▶ Task directions
Collect and copy every line of the material below that contains the word "title". Case counts.

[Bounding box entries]
** START **

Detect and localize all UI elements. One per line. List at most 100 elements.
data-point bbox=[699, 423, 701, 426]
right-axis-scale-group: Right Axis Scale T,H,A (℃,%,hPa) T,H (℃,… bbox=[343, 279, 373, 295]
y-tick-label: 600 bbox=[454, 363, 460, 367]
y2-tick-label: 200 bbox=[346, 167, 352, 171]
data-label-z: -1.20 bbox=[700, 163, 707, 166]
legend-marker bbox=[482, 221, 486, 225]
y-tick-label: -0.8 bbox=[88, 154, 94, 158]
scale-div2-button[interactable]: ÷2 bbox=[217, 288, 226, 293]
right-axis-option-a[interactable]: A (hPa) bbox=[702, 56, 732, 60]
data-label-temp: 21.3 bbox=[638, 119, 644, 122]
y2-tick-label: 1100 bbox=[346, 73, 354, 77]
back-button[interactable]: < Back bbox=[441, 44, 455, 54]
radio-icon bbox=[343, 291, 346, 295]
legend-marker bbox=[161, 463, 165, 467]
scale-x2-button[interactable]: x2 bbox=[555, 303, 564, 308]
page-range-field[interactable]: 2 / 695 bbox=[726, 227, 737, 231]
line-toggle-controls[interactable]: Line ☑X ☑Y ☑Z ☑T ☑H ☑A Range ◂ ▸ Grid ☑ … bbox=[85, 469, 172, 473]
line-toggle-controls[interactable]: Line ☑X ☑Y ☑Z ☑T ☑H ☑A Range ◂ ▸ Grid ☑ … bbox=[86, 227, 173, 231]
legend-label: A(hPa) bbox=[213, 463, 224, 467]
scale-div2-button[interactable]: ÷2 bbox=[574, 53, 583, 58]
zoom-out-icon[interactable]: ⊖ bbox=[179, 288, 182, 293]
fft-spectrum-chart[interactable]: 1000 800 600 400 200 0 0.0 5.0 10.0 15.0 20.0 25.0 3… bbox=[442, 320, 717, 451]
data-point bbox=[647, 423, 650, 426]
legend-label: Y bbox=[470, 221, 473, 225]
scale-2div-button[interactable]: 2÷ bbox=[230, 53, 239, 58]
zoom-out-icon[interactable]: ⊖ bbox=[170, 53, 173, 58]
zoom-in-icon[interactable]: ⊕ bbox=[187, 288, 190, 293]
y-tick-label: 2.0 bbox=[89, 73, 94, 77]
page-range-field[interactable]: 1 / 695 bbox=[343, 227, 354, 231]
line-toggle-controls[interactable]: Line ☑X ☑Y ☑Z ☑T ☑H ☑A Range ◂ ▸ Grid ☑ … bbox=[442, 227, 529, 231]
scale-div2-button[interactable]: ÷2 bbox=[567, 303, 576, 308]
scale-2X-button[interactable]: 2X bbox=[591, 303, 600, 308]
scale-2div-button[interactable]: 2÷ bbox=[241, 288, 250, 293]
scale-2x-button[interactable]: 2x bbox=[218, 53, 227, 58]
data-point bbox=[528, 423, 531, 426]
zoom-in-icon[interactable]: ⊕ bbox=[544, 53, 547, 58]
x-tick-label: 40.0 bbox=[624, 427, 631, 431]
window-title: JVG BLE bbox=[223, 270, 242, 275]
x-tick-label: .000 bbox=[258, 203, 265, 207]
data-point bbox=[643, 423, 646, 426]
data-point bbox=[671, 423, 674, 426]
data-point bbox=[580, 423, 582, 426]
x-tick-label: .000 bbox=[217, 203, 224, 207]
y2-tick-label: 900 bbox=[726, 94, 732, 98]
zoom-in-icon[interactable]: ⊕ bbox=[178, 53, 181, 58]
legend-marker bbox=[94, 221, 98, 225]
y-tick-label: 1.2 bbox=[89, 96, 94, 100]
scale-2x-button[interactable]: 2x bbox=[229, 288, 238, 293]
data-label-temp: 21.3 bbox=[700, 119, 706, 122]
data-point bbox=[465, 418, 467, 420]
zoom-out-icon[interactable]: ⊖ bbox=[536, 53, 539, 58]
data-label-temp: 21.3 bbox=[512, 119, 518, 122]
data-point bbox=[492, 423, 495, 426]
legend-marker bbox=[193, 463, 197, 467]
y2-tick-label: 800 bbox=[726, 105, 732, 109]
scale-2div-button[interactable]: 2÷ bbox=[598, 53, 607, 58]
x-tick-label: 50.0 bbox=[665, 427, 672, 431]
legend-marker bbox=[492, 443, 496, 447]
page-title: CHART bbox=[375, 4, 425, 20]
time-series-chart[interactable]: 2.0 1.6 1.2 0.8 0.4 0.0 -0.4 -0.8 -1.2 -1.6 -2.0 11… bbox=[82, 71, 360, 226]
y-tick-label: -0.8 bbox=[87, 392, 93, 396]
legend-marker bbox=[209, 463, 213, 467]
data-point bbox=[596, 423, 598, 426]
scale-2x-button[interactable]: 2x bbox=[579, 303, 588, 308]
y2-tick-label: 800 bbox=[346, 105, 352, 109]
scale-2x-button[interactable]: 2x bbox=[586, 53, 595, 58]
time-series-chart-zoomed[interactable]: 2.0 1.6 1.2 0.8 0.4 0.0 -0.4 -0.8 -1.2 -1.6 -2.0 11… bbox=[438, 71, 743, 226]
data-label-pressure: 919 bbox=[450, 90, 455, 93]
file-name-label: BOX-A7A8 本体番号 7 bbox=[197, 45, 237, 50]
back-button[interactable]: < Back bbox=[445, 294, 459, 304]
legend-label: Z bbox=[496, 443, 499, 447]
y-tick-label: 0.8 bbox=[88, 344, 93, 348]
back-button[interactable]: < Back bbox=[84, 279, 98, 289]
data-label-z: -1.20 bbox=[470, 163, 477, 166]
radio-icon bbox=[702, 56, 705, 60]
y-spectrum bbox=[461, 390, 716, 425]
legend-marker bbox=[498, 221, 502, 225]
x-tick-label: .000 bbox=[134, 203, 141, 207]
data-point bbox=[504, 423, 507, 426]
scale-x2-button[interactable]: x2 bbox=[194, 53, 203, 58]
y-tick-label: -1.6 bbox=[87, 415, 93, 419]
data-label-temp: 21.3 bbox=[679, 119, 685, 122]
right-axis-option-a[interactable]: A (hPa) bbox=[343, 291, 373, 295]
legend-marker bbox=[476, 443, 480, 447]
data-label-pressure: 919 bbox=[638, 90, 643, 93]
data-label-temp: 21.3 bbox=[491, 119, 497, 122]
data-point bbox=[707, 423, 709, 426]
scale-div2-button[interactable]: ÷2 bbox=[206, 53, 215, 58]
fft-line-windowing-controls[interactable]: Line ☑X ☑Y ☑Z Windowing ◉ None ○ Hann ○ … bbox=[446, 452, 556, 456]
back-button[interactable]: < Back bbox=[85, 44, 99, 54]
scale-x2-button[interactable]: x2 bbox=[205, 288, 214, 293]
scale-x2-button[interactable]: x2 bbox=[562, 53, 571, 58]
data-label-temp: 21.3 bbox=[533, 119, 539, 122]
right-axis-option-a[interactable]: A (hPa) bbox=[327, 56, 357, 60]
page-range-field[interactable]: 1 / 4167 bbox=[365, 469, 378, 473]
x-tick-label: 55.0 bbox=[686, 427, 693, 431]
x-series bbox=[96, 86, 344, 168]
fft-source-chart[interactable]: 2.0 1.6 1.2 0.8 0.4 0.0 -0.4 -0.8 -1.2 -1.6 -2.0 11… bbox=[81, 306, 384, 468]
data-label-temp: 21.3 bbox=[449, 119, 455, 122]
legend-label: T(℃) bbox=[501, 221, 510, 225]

** END **

▶ Correct answer
window-title: JVG BLE bbox=[223, 270, 242, 275]
page-title: CHART bbox=[375, 4, 425, 20]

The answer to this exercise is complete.